SUPPLIED INFORMATION:
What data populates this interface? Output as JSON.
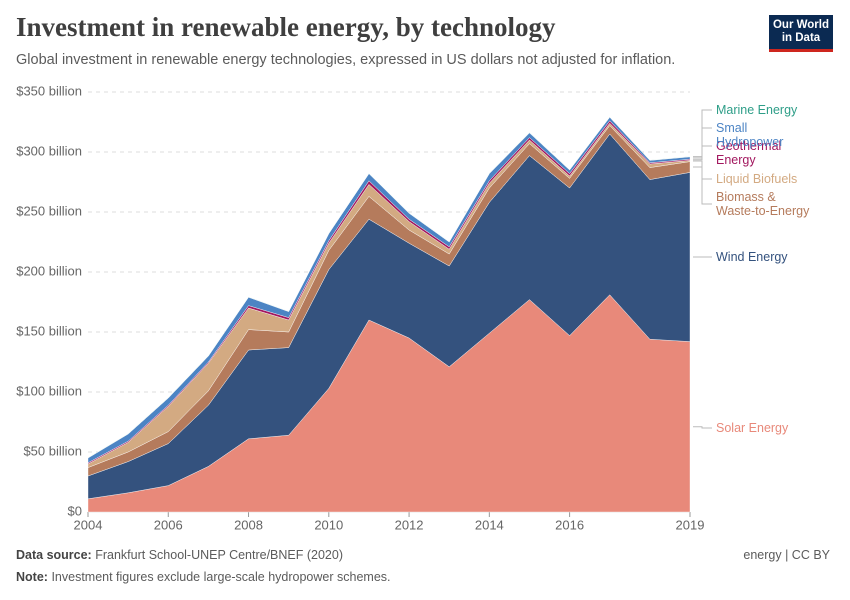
{
  "header": {
    "title": "Investment in renewable energy, by technology",
    "subtitle": "Global investment in renewable energy technologies, expressed in US dollars not adjusted for inflation.",
    "logo": [
      "Our World",
      "in Data"
    ]
  },
  "chart_data": {
    "type": "stacked-area",
    "x": [
      2004,
      2005,
      2006,
      2007,
      2008,
      2009,
      2010,
      2011,
      2012,
      2013,
      2014,
      2015,
      2016,
      2017,
      2018,
      2019
    ],
    "xlim": [
      2004,
      2019
    ],
    "xticks": [
      2004,
      2006,
      2008,
      2010,
      2012,
      2014,
      2016,
      2019
    ],
    "ylim": [
      0,
      350
    ],
    "yticks": [
      {
        "value": 0,
        "label": "$0"
      },
      {
        "value": 50,
        "label": "$50 billion"
      },
      {
        "value": 100,
        "label": "$100 billion"
      },
      {
        "value": 150,
        "label": "$150 billion"
      },
      {
        "value": 200,
        "label": "$200 billion"
      },
      {
        "value": 250,
        "label": "$250 billion"
      },
      {
        "value": 300,
        "label": "$300 billion"
      },
      {
        "value": 350,
        "label": "$350 billion"
      }
    ],
    "grid": true,
    "series": [
      {
        "name": "Solar Energy",
        "color": "#e8897a",
        "values": [
          11,
          16,
          22,
          38,
          61,
          64,
          103,
          160,
          145,
          121,
          149,
          177,
          147,
          181,
          144,
          142
        ]
      },
      {
        "name": "Wind Energy",
        "color": "#34527e",
        "values": [
          19,
          26,
          35,
          51,
          74,
          73,
          99,
          84,
          79,
          84,
          109,
          120,
          123,
          134,
          133,
          141
        ]
      },
      {
        "name": "Biomass & Waste-to-Energy",
        "color": "#b57b5c",
        "values": [
          7,
          8,
          10,
          12,
          17,
          13,
          16,
          19,
          11,
          10,
          12,
          10,
          8,
          7,
          10,
          9
        ]
      },
      {
        "name": "Liquid Biofuels",
        "color": "#d3aa82",
        "values": [
          3,
          8,
          21,
          23,
          18,
          10,
          6,
          10,
          7,
          4,
          4,
          3,
          2,
          2,
          3,
          1
        ]
      },
      {
        "name": "Geothermal Energy",
        "color": "#a2185f",
        "values": [
          1,
          1,
          1,
          1,
          2,
          2,
          2,
          3,
          2,
          2,
          2,
          2,
          2,
          2,
          1,
          1
        ]
      },
      {
        "name": "Small Hydropower",
        "color": "#4c84c4",
        "values": [
          4,
          6,
          6,
          5,
          7,
          5,
          6,
          6,
          5,
          4,
          6,
          4,
          3,
          3,
          2,
          2
        ]
      },
      {
        "name": "Marine Energy",
        "color": "#2e9e88",
        "values": [
          0.2,
          0.2,
          0.2,
          0.2,
          0.2,
          0.2,
          0.2,
          0.2,
          0.2,
          0.2,
          0.2,
          0.2,
          0.2,
          0.2,
          0.2,
          0.2
        ]
      }
    ]
  },
  "footer": {
    "source_label": "Data source:",
    "source": "Frankfurt School-UNEP Centre/BNEF (2020)",
    "note_label": "Note:",
    "note": "Investment figures exclude large-scale hydropower schemes.",
    "license": "energy | CC BY"
  }
}
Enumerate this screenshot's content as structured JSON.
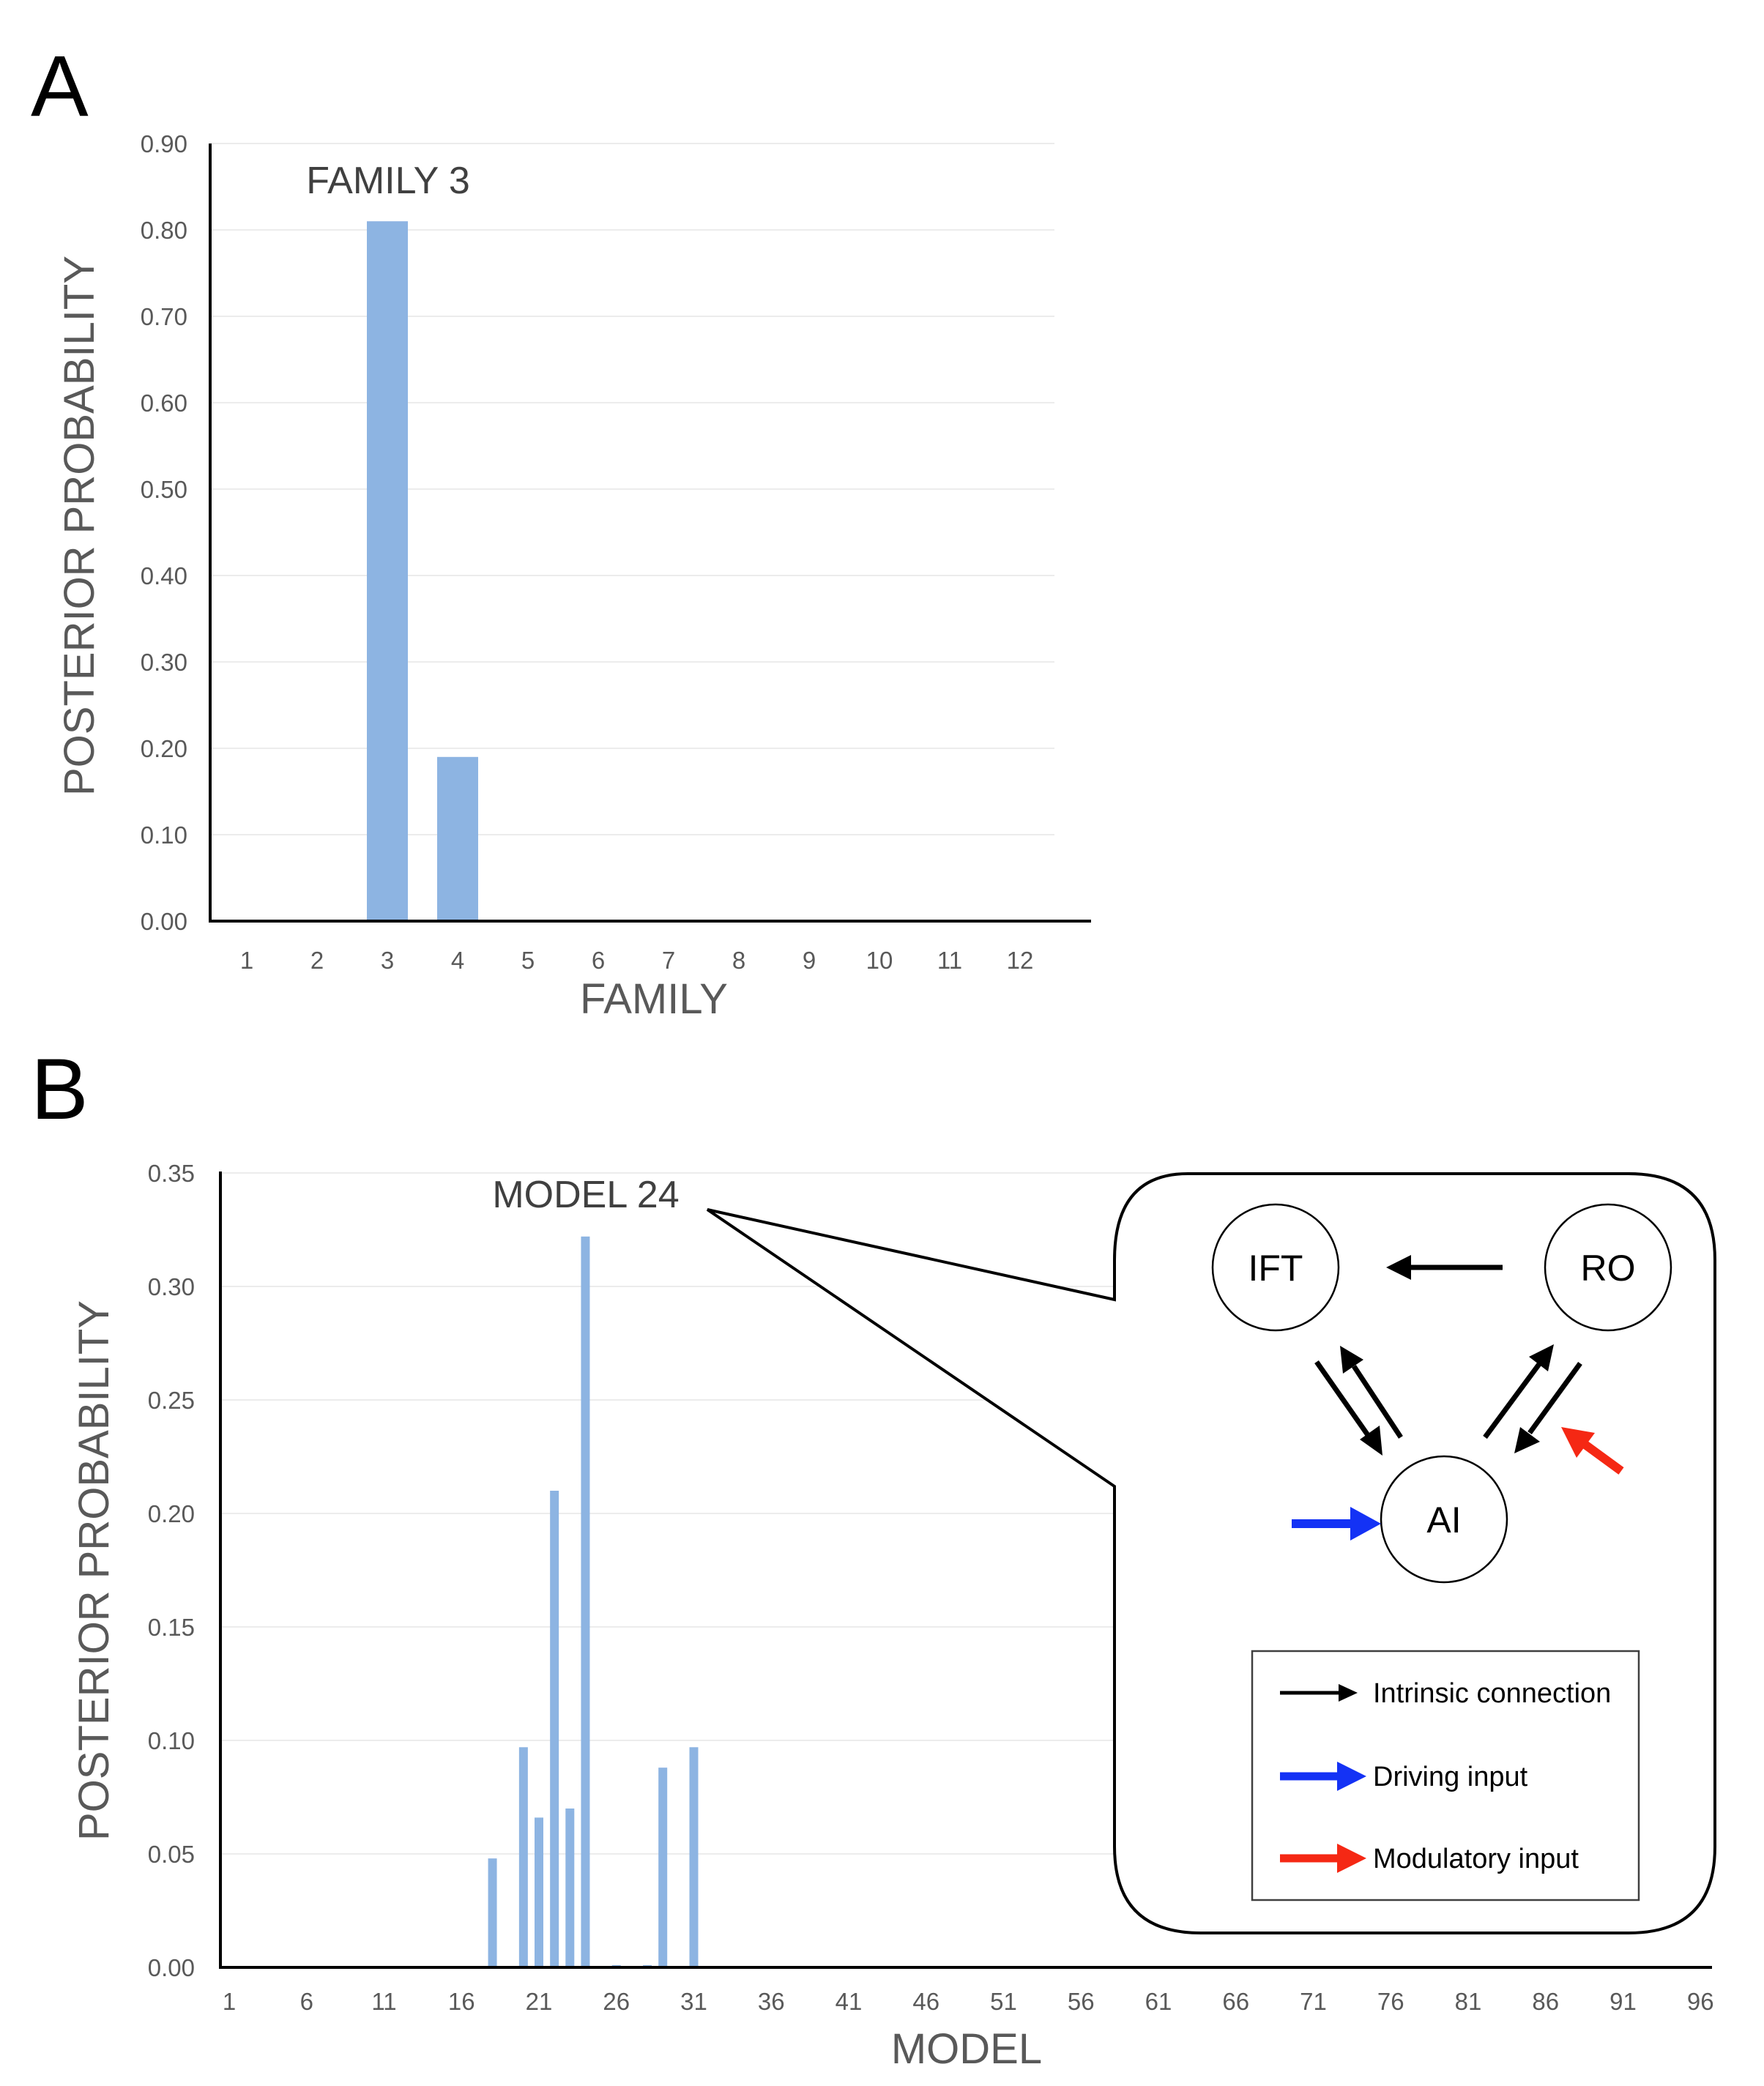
{
  "panels": {
    "a": {
      "label": "A"
    },
    "b": {
      "label": "B"
    }
  },
  "chart_data": [
    {
      "id": "A",
      "type": "bar",
      "title": "",
      "xlabel": "FAMILY",
      "ylabel": "POSTERIOR PROBABILITY",
      "categories": [
        "1",
        "2",
        "3",
        "4",
        "5",
        "6",
        "7",
        "8",
        "9",
        "10",
        "11",
        "12"
      ],
      "values": [
        0,
        0,
        0.81,
        0.19,
        0,
        0,
        0,
        0,
        0,
        0,
        0,
        0
      ],
      "ylim": [
        0,
        0.9
      ],
      "yticks": [
        "0.00",
        "0.10",
        "0.20",
        "0.30",
        "0.40",
        "0.50",
        "0.60",
        "0.70",
        "0.80",
        "0.90"
      ],
      "grid": true,
      "bar_color": "#8DB4E2",
      "annotation": {
        "text": "FAMILY 3",
        "category": "3"
      }
    },
    {
      "id": "B",
      "type": "bar",
      "title": "",
      "xlabel": "MODEL",
      "ylabel": "POSTERIOR PROBABILITY",
      "x_range": [
        1,
        96
      ],
      "xticks": [
        "1",
        "6",
        "11",
        "16",
        "21",
        "26",
        "31",
        "36",
        "41",
        "46",
        "51",
        "56",
        "61",
        "66",
        "71",
        "76",
        "81",
        "86",
        "91",
        "96"
      ],
      "points": [
        {
          "x": 18,
          "y": 0.048
        },
        {
          "x": 20,
          "y": 0.097
        },
        {
          "x": 21,
          "y": 0.066
        },
        {
          "x": 22,
          "y": 0.21
        },
        {
          "x": 23,
          "y": 0.07
        },
        {
          "x": 24,
          "y": 0.322
        },
        {
          "x": 26,
          "y": 0.001
        },
        {
          "x": 28,
          "y": 0.001
        },
        {
          "x": 29,
          "y": 0.088
        },
        {
          "x": 31,
          "y": 0.097
        }
      ],
      "ylim": [
        0,
        0.35
      ],
      "yticks": [
        "0.00",
        "0.05",
        "0.10",
        "0.15",
        "0.20",
        "0.25",
        "0.30",
        "0.35"
      ],
      "grid": true,
      "bar_color": "#8DB4E2",
      "annotation": {
        "text": "MODEL 24",
        "model": 24
      }
    }
  ],
  "diagram": {
    "nodes": {
      "ift": "IFT",
      "ro": "RO",
      "ai": "AI"
    },
    "legend": {
      "intrinsic": "Intrinsic connection",
      "driving": "Driving input",
      "modulatory": "Modulatory input"
    },
    "colors": {
      "intrinsic": "#000000",
      "driving": "#1432F5",
      "modulatory": "#F52814"
    }
  }
}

WHAT TO PRODUCE:
Omit pictures; set down the rest of the material word for word.

SOLUTION TO THE PROBLEM:
What data populates this interface? Output as JSON.
{
  "header": {
    "title": "Investment in renewable energy, by technology",
    "subtitle": "Global investment in renewable energy technologies, expressed in US dollars not adjusted for inflation.",
    "logo": [
      "Our World",
      "in Data"
    ]
  },
  "chart_data": {
    "type": "stacked-area",
    "x": [
      2004,
      2005,
      2006,
      2007,
      2008,
      2009,
      2010,
      2011,
      2012,
      2013,
      2014,
      2015,
      2016,
      2017,
      2018,
      2019
    ],
    "xlim": [
      2004,
      2019
    ],
    "xticks": [
      2004,
      2006,
      2008,
      2010,
      2012,
      2014,
      2016,
      2019
    ],
    "ylim": [
      0,
      350
    ],
    "yticks": [
      {
        "value": 0,
        "label": "$0"
      },
      {
        "value": 50,
        "label": "$50 billion"
      },
      {
        "value": 100,
        "label": "$100 billion"
      },
      {
        "value": 150,
        "label": "$150 billion"
      },
      {
        "value": 200,
        "label": "$200 billion"
      },
      {
        "value": 250,
        "label": "$250 billion"
      },
      {
        "value": 300,
        "label": "$300 billion"
      },
      {
        "value": 350,
        "label": "$350 billion"
      }
    ],
    "grid": true,
    "series": [
      {
        "name": "Solar Energy",
        "color": "#e8897a",
        "values": [
          11,
          16,
          22,
          38,
          61,
          64,
          103,
          160,
          145,
          121,
          149,
          177,
          147,
          181,
          144,
          142
        ]
      },
      {
        "name": "Wind Energy",
        "color": "#34527e",
        "values": [
          19,
          26,
          35,
          51,
          74,
          73,
          99,
          84,
          79,
          84,
          109,
          120,
          123,
          134,
          133,
          141
        ]
      },
      {
        "name": "Biomass & Waste-to-Energy",
        "color": "#b57b5c",
        "values": [
          7,
          8,
          10,
          12,
          17,
          13,
          16,
          19,
          11,
          10,
          12,
          10,
          8,
          7,
          10,
          9
        ]
      },
      {
        "name": "Liquid Biofuels",
        "color": "#d3aa82",
        "values": [
          3,
          8,
          21,
          23,
          18,
          10,
          6,
          10,
          7,
          4,
          4,
          3,
          2,
          2,
          3,
          1
        ]
      },
      {
        "name": "Geothermal Energy",
        "color": "#a2185f",
        "values": [
          1,
          1,
          1,
          1,
          2,
          2,
          2,
          3,
          2,
          2,
          2,
          2,
          2,
          2,
          1,
          1
        ]
      },
      {
        "name": "Small Hydropower",
        "color": "#4c84c4",
        "values": [
          4,
          6,
          6,
          5,
          7,
          5,
          6,
          6,
          5,
          4,
          6,
          4,
          3,
          3,
          2,
          2
        ]
      },
      {
        "name": "Marine Energy",
        "color": "#2e9e88",
        "values": [
          0.2,
          0.2,
          0.2,
          0.2,
          0.2,
          0.2,
          0.2,
          0.2,
          0.2,
          0.2,
          0.2,
          0.2,
          0.2,
          0.2,
          0.2,
          0.2
        ]
      }
    ]
  },
  "footer": {
    "source_label": "Data source:",
    "source": "Frankfurt School-UNEP Centre/BNEF (2020)",
    "note_label": "Note:",
    "note": "Investment figures exclude large-scale hydropower schemes.",
    "license": "energy | CC BY"
  }
}
Enumerate this screenshot's content as structured JSON.
{
  "panels": {
    "a": {
      "label": "A"
    },
    "b": {
      "label": "B"
    }
  },
  "chart_data": [
    {
      "id": "A",
      "type": "bar",
      "title": "",
      "xlabel": "FAMILY",
      "ylabel": "POSTERIOR PROBABILITY",
      "categories": [
        "1",
        "2",
        "3",
        "4",
        "5",
        "6",
        "7",
        "8",
        "9",
        "10",
        "11",
        "12"
      ],
      "values": [
        0,
        0,
        0.81,
        0.19,
        0,
        0,
        0,
        0,
        0,
        0,
        0,
        0
      ],
      "ylim": [
        0,
        0.9
      ],
      "yticks": [
        "0.00",
        "0.10",
        "0.20",
        "0.30",
        "0.40",
        "0.50",
        "0.60",
        "0.70",
        "0.80",
        "0.90"
      ],
      "grid": true,
      "bar_color": "#8DB4E2",
      "annotation": {
        "text": "FAMILY 3",
        "category": "3"
      }
    },
    {
      "id": "B",
      "type": "bar",
      "title": "",
      "xlabel": "MODEL",
      "ylabel": "POSTERIOR PROBABILITY",
      "x_range": [
        1,
        96
      ],
      "xticks": [
        "1",
        "6",
        "11",
        "16",
        "21",
        "26",
        "31",
        "36",
        "41",
        "46",
        "51",
        "56",
        "61",
        "66",
        "71",
        "76",
        "81",
        "86",
        "91",
        "96"
      ],
      "points": [
        {
          "x": 18,
          "y": 0.048
        },
        {
          "x": 20,
          "y": 0.097
        },
        {
          "x": 21,
          "y": 0.066
        },
        {
          "x": 22,
          "y": 0.21
        },
        {
          "x": 23,
          "y": 0.07
        },
        {
          "x": 24,
          "y": 0.322
        },
        {
          "x": 26,
          "y": 0.001
        },
        {
          "x": 28,
          "y": 0.001
        },
        {
          "x": 29,
          "y": 0.088
        },
        {
          "x": 31,
          "y": 0.097
        }
      ],
      "ylim": [
        0,
        0.35
      ],
      "yticks": [
        "0.00",
        "0.05",
        "0.10",
        "0.15",
        "0.20",
        "0.25",
        "0.30",
        "0.35"
      ],
      "grid": true,
      "bar_color": "#8DB4E2",
      "annotation": {
        "text": "MODEL 24",
        "model": 24
      }
    }
  ],
  "diagram": {
    "nodes": {
      "ift": "IFT",
      "ro": "RO",
      "ai": "AI"
    },
    "legend": {
      "intrinsic": "Intrinsic connection",
      "driving": "Driving input",
      "modulatory": "Modulatory input"
    },
    "colors": {
      "intrinsic": "#000000",
      "driving": "#1432F5",
      "modulatory": "#F52814"
    }
  }
}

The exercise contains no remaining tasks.